Take every line that has the string "ఆయకట" and copy it out.

Stored records:
______
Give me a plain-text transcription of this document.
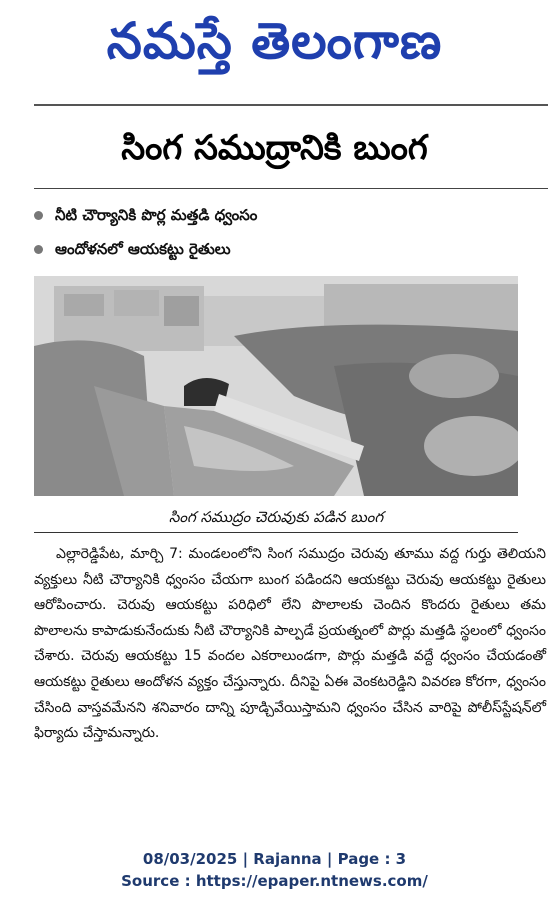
నమస్తే తెలంగాణ
సింగ సముద్రానికి బుంగ
నీటి చౌర్యానికి పొర్ల మత్తడి ధ్వంసం
ఆందోళనలో ఆయకట్టు రైతులు
సింగ సముద్రం చెరువుకు పడిన బుంగ

ఎల్లారెడ్డిపేట, మార్చి 7: మండలంలోని సింగ సముద్రం చెరువు తూము వద్ద గుర్తు తెలియని వ్యక్తులు నీటి చౌర్యానికి ధ్వంసం చేయగా బుంగ పడిందని ఆయకట్టు చెరువు ఆయకట్టు రైతులు ఆరోపించారు. చెరువు ఆయకట్టు పరిధిలో లేని పొలాలకు చెందిన కొందరు రైతులు తమ పొలాలను కాపాడుకునేందుకు నీటి చౌర్యానికి పాల్పడే ప్రయత్నంలో పొర్లు మత్తడి స్థలంలో ధ్వంసం చేశారు. చెరువు ఆయకట్టు 15 వందల ఎకరాలుండగా, పొర్లు మత్తడి వద్దే ధ్వంసం చేయడంతో ఆయకట్టు రైతులు ఆందోళన వ్యక్తం చేస్తున్నారు. దీనిపై ఏఈ వెంకటరెడ్డిని వివరణ కోరగా, ధ్వంసం చేసింది వాస్తవమేనని శనివారం దాన్ని పూడ్చివేయిస్తామని ధ్వంసం చేసిన వారిపై పోలీస్‌స్టేషన్‌లో ఫిర్యాదు చేస్తామన్నారు.

08/03/2025 | Rajanna | Page : 3
Source : https://epaper.ntnews.com/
______
Complete answer ->
ఆందోళనలో ఆయకట్టు రైతులు
ఎల్లారెడ్డిపేట, మార్చి 7: మండలంలోని సింగ సముద్రం చెరువు తూము వద్ద గుర్తు తెలియని వ్యక్తులు నీటి చౌర్యానికి ధ్వంసం చేయగా బుంగ పడిందని ఆయకట్టు చెరువు ఆయకట్టు రైతులు ఆరోపించారు. చెరువు ఆయకట్టు పరిధిలో లేని పొలాలకు చెందిన కొందరు రైతులు తమ పొలాలను కాపాడుకునేందుకు నీటి చౌర్యానికి పాల్పడే ప్రయత్నంలో పొర్లు మత్తడి స్థలంలో ధ్వంసం చేశారు. చెరువు ఆయకట్టు 15 వందల ఎకరాలుండగా, పొర్లు మత్తడి వద్దే ధ్వంసం చేయడంతో ఆయకట్టు రైతులు ఆందోళన వ్యక్తం చేస్తున్నారు. దీనిపై ఏఈ వెంకటరెడ్డిని వివరణ కోరగా, ధ్వంసం చేసింది వాస్తవమేనని శనివారం దాన్ని పూడ్చివేయిస్తామని ధ్వంసం చేసిన వారిపై పోలీస్‌స్టేషన్‌లో ఫిర్యాదు చేస్తామన్నారు.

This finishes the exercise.